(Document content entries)

════════

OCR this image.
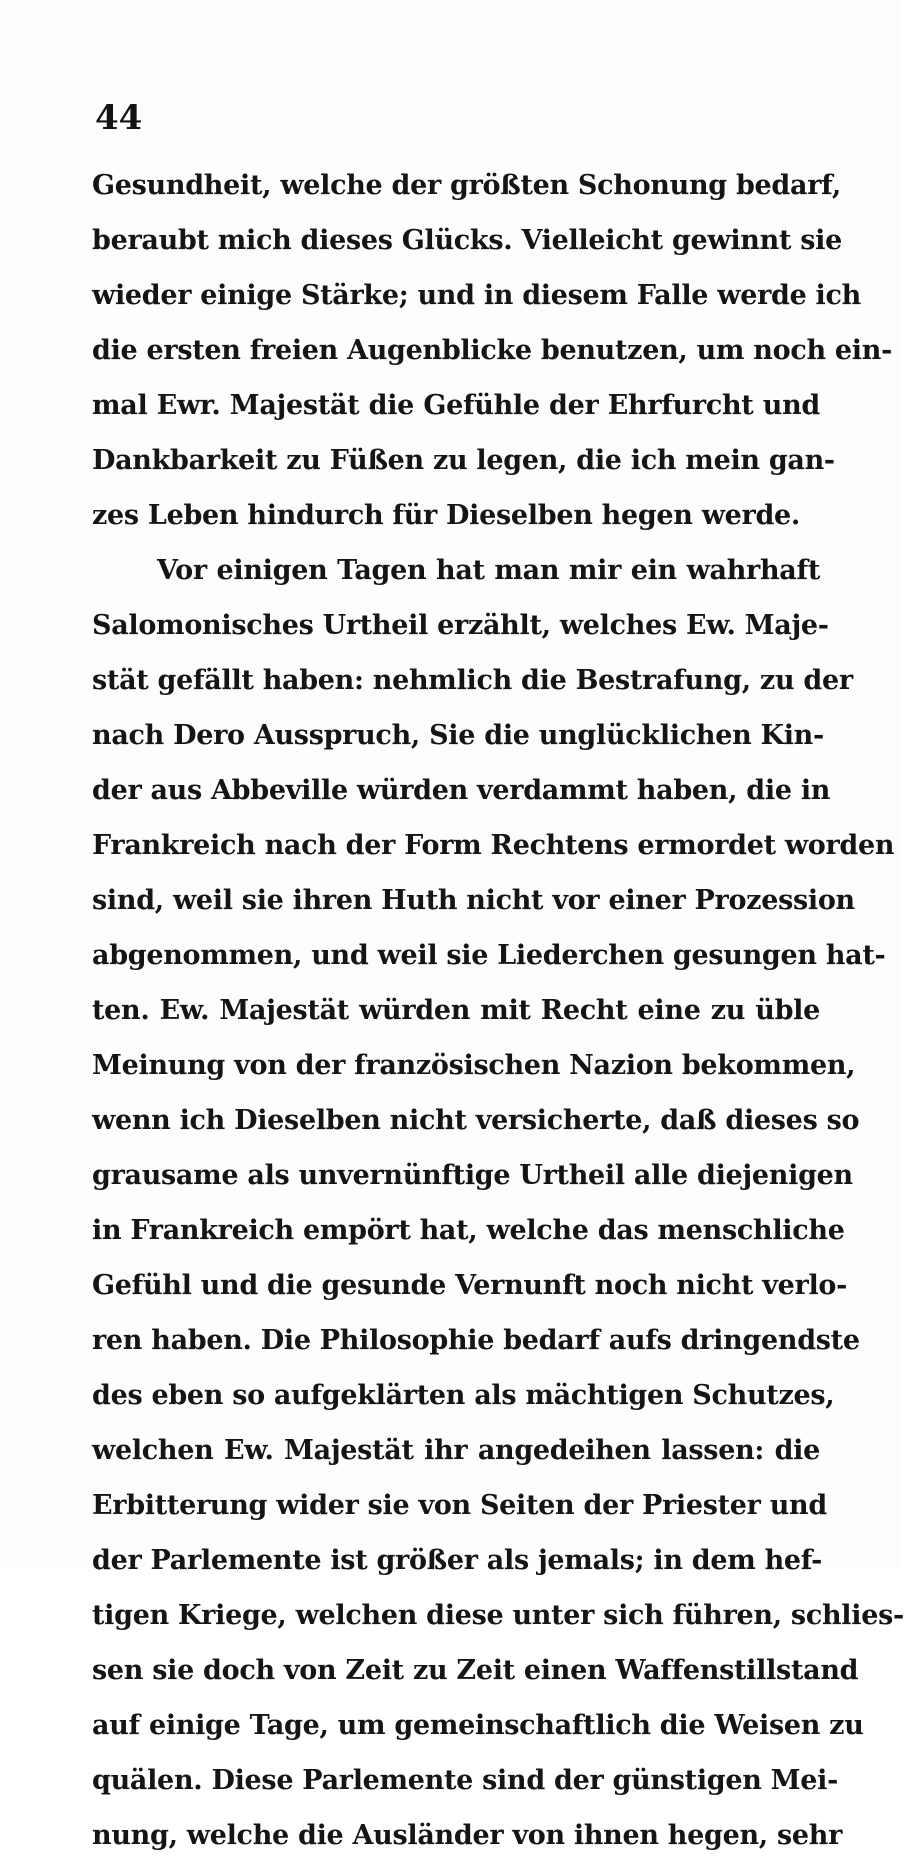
44
Gesundheit, welche der größten Schonung bedarf,
beraubt mich dieses Glücks. Vielleicht gewinnt sie
wieder einige Stärke; und in diesem Falle werde ich
die ersten freien Augenblicke benutzen, um noch ein-
mal Ewr. Majestät die Gefühle der Ehrfurcht und
Dankbarkeit zu Füßen zu legen, die ich mein gan-
zes Leben hindurch für Dieselben hegen werde.
Vor einigen Tagen hat man mir ein wahrhaft
Salomonisches Urtheil erzählt, welches Ew. Maje-
stät gefällt haben: nehmlich die Bestrafung, zu der
nach Dero Ausspruch, Sie die unglücklichen Kin-
der aus Abbeville würden verdammt haben, die in
Frankreich nach der Form Rechtens ermordet worden
sind, weil sie ihren Huth nicht vor einer Prozession
abgenommen, und weil sie Liederchen gesungen hat-
ten. Ew. Majestät würden mit Recht eine zu üble
Meinung von der französischen Nazion bekommen,
wenn ich Dieselben nicht versicherte, daß dieses so
grausame als unvernünftige Urtheil alle diejenigen
in Frankreich empört hat, welche das menschliche
Gefühl und die gesunde Vernunft noch nicht verlo-
ren haben. Die Philosophie bedarf aufs dringendste
des eben so aufgeklärten als mächtigen Schutzes,
welchen Ew. Majestät ihr angedeihen lassen: die
Erbitterung wider sie von Seiten der Priester und
der Parlemente ist größer als jemals; in dem hef-
tigen Kriege, welchen diese unter sich führen, schlies-
sen sie doch von Zeit zu Zeit einen Waffenstillstand
auf einige Tage, um gemeinschaftlich die Weisen zu
quälen. Diese Parlemente sind der günstigen Mei-
nung, welche die Ausländer von ihnen hegen, sehr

════════

[Work request] How many lines in the records above contain the word "Urtheil"? Reply with the number alone.

[Written response] 2